# [Document passage]

Top Places To Photograph In Tokyo
A vibrant city full of noise, character, colour and fascinating culture, Tokyo has it all. The capital of Japan is the perfect place for photographers both tourists and locals. The result is a highly competitive and well equipped scene, where almost certainly theres a person with a camera standing next to you. Here’s my top photogenic places in Tokyo and how best to explore on foot.Keep in mind, its hard to hit all these spots for magic hour or getting the perfect light. The travel time between these places can be 1 hour on a metro, so keep in mind to start early, charge your batteries and know your route. They have potential to yield incredible, unforgettable photos.
The world’s busiest pedestrian crossing surrounded by neon lit buildings. One of the better spots to capture the lights of Tokyo. With around one million people crossing the street here everyday there are endless photographic possibilities.Shibuya Crossing has appeared in countless ads, promotional photos, music videos, films and television shows. It’s not unusual to see a film crew here.
Ok if you’re looking for great views of the city, skyline and the perfect sunset or long exposure in Tokyo then look no further. Here you have two options, and time wise it would be difficult to do both. While the Skytree (see below) offers the highest skydeck in Tokyo, there are two better options for photographers. One is the Tokyo City Hall at the Shinjuku metro stop (5 min walk). The giant building looks like something directly out of Gotham city and the best part is its observation deck is free! However this means a lot more people, fussy staff and obstructed views. Meanwhile at the World Trade Center at Hamamatsuchō is about 7 dollars to enter, and the views of Tokyos “Eiffel Tower” and Mt.Fuji is simply superb. Less people. More glass and tripods are allowed. Perfect for your timelapse shooting.
Views from the World Trade Center in Tokyo with Mt.Fuji in the distance
Tokyo’s large city parks offer tourists a break from the hustle and bustle of the big city. Situated between Shinjuku and Shibuya, two of Tokyo’s largest and most colorful neighborhoods is Yoyogi Park, the perfect place to spend a Sunday afternoon. Yoyogi Park tends to attract actors practicing their lines, fashion, musicians, dancers and party people. It’s a free spirited place. And nearby Harajuku allows you to spot the most unusual and spectacular Tokyo girls.

# [What this exercise asks]
A – Render this sentence from the Tokyo photography guide in Spanish: "It’s not unusual to see a film crew here."
B – Carry on the Tokyo photography guide from its last sentence, in the same voice.
The stored data plays no part in what is asked here.

[Stored data]
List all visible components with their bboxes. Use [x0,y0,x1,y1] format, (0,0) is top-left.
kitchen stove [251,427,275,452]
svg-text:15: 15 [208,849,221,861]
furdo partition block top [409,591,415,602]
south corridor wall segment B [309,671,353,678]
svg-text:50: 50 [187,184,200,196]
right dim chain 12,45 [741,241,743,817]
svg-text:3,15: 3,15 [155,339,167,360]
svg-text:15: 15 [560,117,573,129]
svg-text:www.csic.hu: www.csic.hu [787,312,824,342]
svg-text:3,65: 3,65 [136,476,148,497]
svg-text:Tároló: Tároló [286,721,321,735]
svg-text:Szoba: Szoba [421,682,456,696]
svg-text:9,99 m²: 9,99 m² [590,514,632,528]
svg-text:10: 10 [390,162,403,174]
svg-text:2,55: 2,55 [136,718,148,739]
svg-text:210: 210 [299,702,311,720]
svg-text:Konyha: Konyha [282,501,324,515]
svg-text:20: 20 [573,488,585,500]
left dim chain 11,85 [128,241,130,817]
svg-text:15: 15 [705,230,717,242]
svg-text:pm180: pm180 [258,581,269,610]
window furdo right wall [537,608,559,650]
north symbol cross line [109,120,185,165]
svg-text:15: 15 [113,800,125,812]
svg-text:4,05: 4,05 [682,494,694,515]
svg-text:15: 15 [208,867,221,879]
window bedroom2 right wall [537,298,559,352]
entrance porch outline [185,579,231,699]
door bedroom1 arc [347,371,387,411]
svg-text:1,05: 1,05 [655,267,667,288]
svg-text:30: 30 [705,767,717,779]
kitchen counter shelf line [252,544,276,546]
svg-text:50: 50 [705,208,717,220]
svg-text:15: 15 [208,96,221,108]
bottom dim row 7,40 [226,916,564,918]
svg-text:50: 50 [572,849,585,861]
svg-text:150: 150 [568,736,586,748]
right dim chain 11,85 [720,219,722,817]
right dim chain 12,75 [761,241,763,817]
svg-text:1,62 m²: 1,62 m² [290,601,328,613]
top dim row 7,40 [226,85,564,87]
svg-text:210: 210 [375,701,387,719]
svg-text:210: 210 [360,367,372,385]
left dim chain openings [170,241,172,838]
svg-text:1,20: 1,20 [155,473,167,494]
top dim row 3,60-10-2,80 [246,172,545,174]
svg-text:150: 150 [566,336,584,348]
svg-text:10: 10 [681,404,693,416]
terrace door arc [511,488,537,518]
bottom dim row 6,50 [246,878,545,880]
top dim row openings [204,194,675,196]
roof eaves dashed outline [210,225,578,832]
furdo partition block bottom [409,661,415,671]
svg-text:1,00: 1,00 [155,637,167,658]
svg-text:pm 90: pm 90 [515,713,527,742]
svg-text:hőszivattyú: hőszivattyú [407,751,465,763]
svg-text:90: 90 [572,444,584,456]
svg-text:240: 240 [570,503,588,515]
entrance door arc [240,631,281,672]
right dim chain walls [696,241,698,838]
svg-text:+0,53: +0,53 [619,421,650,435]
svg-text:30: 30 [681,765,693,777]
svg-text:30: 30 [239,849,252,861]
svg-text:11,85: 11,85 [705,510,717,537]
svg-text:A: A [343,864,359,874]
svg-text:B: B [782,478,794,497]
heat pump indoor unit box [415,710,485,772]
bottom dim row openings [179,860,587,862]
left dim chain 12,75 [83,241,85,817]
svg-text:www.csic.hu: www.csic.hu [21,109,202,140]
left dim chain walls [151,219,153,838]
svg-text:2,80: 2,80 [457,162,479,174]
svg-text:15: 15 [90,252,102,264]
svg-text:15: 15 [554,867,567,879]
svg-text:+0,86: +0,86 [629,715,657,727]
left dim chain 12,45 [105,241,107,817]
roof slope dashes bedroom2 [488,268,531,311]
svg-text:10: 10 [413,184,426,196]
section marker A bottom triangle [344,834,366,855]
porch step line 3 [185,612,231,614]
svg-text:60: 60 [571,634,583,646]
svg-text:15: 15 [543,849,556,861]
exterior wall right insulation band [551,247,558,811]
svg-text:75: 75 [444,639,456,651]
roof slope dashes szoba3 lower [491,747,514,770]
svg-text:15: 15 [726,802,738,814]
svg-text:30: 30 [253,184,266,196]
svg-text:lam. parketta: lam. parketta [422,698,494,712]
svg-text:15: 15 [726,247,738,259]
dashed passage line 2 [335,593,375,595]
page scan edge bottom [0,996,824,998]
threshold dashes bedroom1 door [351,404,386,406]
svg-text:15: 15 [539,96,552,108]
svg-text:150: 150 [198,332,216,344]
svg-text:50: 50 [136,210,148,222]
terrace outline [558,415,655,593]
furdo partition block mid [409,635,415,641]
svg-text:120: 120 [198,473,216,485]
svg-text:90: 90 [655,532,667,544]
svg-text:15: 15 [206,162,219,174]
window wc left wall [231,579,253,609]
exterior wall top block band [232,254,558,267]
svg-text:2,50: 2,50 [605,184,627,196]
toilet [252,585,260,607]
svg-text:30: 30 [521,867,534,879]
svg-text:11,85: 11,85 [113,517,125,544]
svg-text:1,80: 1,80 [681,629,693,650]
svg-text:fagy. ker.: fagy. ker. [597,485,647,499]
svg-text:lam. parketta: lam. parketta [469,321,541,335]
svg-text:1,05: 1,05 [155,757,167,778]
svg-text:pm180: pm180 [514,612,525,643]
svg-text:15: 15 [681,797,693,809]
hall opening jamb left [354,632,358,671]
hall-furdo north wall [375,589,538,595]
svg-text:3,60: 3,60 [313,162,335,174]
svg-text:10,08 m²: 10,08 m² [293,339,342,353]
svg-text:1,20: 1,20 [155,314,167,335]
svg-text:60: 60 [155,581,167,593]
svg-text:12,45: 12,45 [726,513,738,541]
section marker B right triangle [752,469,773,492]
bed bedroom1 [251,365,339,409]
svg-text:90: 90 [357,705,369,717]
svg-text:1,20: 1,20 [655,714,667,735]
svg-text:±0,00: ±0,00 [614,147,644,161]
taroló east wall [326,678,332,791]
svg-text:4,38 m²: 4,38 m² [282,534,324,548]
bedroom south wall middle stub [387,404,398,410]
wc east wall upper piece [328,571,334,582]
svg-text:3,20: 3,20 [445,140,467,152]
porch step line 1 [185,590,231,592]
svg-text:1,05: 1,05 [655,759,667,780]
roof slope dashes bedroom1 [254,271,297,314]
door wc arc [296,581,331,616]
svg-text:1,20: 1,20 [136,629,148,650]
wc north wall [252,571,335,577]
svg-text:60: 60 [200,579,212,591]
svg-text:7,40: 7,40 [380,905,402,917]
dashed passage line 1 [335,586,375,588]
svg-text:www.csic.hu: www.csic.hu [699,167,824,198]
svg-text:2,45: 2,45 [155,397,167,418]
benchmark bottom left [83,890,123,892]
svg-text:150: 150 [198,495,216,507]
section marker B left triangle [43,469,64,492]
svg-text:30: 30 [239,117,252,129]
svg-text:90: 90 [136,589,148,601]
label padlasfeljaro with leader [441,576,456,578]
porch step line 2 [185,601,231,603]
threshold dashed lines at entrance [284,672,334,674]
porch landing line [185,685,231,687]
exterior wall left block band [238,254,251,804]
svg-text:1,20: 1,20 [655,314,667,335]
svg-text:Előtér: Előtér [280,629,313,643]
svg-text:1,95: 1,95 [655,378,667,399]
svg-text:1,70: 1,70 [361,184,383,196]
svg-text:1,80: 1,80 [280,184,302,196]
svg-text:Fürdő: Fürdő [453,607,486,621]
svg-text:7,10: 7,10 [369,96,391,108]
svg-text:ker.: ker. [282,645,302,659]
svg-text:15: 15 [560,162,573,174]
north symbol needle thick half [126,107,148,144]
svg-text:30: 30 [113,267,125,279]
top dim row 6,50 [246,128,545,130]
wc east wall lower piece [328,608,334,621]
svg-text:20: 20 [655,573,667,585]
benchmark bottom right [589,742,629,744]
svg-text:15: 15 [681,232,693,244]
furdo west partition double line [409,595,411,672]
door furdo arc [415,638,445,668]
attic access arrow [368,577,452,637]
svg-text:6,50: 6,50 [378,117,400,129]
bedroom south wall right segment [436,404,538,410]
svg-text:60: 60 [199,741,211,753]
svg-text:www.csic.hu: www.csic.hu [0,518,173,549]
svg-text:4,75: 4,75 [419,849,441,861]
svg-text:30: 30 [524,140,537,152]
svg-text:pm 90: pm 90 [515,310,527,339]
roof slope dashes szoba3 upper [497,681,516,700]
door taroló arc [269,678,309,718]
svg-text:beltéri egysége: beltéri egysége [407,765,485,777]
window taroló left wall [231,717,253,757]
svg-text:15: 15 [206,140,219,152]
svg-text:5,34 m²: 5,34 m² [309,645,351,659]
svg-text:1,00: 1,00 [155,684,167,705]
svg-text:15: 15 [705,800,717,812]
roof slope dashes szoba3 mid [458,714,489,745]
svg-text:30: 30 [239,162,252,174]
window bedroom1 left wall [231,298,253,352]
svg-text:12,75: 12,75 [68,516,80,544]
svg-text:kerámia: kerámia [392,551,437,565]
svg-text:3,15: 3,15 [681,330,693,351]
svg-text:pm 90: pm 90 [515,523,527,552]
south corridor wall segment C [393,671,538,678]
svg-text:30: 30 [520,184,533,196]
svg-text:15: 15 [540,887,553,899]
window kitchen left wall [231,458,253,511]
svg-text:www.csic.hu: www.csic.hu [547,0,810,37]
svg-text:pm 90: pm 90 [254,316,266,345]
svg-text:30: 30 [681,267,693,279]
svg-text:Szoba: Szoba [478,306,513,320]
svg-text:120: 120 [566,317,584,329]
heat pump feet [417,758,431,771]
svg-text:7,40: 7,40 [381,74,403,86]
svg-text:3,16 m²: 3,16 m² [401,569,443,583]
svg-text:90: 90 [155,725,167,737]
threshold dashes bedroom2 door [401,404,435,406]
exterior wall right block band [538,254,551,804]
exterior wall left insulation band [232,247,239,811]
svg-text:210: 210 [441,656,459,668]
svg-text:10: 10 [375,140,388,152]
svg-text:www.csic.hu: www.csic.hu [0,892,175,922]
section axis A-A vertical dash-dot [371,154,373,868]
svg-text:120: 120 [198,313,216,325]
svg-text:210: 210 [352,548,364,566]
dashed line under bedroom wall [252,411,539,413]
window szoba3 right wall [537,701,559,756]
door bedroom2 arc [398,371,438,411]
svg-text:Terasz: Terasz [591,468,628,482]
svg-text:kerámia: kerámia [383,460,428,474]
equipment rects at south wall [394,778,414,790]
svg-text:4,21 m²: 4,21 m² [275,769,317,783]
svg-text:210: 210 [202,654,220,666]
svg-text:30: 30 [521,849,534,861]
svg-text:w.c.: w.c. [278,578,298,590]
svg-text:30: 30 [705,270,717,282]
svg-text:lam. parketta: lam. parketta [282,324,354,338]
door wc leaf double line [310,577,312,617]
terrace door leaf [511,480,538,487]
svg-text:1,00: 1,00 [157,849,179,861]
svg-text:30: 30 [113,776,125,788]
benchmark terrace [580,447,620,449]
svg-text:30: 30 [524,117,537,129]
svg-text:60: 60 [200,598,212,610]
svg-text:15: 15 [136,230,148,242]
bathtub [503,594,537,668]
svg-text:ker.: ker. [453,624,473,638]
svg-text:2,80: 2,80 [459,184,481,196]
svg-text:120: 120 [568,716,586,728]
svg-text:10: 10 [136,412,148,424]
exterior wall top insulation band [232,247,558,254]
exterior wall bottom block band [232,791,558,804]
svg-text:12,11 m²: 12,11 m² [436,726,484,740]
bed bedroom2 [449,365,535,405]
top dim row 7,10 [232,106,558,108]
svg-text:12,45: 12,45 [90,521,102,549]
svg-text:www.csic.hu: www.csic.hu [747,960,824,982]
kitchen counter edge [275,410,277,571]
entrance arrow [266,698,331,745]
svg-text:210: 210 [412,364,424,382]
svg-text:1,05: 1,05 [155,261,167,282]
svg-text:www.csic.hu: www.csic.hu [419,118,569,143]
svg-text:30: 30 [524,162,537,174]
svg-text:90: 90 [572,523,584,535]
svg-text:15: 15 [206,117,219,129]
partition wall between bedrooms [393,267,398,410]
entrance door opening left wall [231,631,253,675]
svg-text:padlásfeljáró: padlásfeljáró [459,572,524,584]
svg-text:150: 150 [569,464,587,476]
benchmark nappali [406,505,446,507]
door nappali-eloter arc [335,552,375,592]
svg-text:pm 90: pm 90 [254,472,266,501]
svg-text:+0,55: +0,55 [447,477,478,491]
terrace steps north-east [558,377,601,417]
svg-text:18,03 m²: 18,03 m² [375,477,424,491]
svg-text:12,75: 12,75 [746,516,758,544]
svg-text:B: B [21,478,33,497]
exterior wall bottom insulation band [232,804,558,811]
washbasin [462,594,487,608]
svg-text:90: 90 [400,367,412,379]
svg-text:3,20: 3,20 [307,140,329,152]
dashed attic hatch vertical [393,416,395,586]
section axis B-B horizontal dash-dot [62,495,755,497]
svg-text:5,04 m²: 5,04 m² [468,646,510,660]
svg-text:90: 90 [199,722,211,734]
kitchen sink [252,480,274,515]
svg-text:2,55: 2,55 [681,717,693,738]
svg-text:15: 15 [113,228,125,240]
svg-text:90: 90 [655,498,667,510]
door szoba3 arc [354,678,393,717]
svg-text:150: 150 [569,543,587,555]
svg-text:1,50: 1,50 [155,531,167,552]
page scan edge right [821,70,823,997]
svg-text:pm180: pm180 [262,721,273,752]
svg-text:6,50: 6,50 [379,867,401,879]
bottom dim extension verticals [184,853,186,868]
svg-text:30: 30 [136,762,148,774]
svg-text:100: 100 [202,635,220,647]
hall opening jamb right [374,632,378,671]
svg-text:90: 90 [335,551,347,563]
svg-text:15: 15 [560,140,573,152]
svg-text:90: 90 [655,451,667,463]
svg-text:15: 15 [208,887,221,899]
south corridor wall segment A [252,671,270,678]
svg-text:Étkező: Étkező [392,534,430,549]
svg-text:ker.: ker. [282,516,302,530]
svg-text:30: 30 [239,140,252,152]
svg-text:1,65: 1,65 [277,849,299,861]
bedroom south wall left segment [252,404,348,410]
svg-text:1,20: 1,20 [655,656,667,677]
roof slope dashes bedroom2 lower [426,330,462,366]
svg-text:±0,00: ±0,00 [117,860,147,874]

# [Answers to the exercise]
A – No es raro ver a un equipo de filmación aquí.

B –
The tallest structure in Japan by a wide margin with observation decks at 350 and 450 meters. Completely glass covered. However, the price tag is hefty. The tower itself has well designed dynamic lighting and is often half stuck in a cloud. However the better photographs come from outside the tower itself either in the popular tourist spot of Asakusa or at night time from your hopefully high rise hotel building.
5. Mt. Fuji
Ok so this ones not so much a Tokyo hot spot (even though you can see it from a clear day). The best option is to get on a train, bus or Shinkansen to nearby Lake Kawaguchiko to get up close and personal with Japans most iconic picture. Its a whole day trip if you leave before midday, so come prepared and soak up the nearby landscape.
Odaiba is a large artificial island in Tokyo Bay. Over the years, the government has spent enormous sums of money building it up and linking it with infrastructure. Now it’s essentially an entertainment and shopping island. Extremely tacky and lacking much cultural significance it still remains an interesting place for photographers, shoppers and tourists. The area affords a good view of Tokyo Bay and Rainbow Bridge and is perfect for a Sunday afternoon.
7. Shinjuku Underground
Tokyo’s busiest metro station is a hive of activity, particularly during rush hours. A great place to snap people, timelapse or soak up the efficient Japanese culture. The famous bullet trains (Shinkansen, pictured below) are the main attraction to get from A to B and get outside Tokyo.
8. Akihabara – Electric City
Possibly the greatest of all Tokyo districts, you can find everything here from arcades, maid cafes, cat cafes, bars, shops, camera gear, technology and those crazy Japanese advertisements.